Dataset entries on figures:
::::
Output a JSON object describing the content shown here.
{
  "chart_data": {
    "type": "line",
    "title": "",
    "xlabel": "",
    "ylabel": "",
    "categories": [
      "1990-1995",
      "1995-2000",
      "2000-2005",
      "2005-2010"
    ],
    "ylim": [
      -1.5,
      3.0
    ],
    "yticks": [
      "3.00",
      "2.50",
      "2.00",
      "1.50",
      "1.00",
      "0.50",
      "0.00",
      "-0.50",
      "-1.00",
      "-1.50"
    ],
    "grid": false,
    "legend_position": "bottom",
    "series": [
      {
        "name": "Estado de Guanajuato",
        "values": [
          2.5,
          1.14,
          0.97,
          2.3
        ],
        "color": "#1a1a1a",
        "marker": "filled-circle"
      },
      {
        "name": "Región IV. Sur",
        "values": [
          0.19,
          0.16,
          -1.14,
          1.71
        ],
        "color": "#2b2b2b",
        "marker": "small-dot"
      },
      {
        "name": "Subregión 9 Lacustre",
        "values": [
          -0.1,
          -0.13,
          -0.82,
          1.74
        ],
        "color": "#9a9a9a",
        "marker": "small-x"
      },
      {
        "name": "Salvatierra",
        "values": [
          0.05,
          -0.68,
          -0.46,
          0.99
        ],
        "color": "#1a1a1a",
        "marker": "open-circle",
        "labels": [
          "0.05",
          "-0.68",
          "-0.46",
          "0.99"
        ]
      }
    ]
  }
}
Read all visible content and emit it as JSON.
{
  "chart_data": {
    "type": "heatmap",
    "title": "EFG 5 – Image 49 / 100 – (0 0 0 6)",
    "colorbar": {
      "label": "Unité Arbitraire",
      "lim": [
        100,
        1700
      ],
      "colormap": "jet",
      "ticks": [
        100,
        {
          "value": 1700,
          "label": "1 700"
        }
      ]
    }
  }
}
::::
What you are asked to do:
Gather every line containing the word "name" and copy it.

Reply:
        "name": "Estado de Guanajuato",
        "name": "Región IV. Sur",
        "name": "Subregión 9 Lacustre",
        "name": "Salvatierra",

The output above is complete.